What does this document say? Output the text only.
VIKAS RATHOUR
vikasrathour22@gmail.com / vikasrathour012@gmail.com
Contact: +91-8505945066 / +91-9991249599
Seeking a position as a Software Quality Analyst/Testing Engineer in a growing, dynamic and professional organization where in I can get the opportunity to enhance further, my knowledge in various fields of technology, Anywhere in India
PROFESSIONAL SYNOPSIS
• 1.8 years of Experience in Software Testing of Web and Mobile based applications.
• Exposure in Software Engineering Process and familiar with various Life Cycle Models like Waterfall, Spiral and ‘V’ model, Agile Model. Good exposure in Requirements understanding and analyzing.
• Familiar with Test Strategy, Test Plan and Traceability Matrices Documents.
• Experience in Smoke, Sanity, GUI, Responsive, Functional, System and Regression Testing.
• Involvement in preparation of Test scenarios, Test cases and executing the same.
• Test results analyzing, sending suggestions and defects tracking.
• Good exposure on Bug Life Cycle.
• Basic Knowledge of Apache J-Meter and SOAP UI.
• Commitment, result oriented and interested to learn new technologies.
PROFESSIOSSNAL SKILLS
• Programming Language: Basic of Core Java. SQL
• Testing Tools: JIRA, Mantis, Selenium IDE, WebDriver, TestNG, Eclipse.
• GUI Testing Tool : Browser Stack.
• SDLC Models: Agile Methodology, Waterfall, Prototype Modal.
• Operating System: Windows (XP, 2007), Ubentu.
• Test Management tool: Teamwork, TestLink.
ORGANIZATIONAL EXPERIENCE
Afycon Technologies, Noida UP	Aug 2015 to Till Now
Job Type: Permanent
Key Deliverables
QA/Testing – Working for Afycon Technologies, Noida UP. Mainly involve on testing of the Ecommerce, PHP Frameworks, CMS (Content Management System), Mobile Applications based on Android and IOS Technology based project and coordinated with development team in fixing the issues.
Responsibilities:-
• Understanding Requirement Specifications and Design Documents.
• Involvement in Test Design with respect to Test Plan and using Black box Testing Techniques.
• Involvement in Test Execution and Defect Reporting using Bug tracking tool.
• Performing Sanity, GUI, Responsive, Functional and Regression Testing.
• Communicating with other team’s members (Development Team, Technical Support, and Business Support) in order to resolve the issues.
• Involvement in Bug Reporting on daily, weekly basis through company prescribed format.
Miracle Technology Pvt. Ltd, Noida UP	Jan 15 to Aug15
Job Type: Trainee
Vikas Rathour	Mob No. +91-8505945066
§
* _Exercise directions_
Select all lines in the listing that include the word "Sanity".

* _The reply_
• Experience in Smoke, Sanity, GUI, Responsive, Functional, System and Regression Testing.
• Performing Sanity, GUI, Responsive, Functional and Regression Testing.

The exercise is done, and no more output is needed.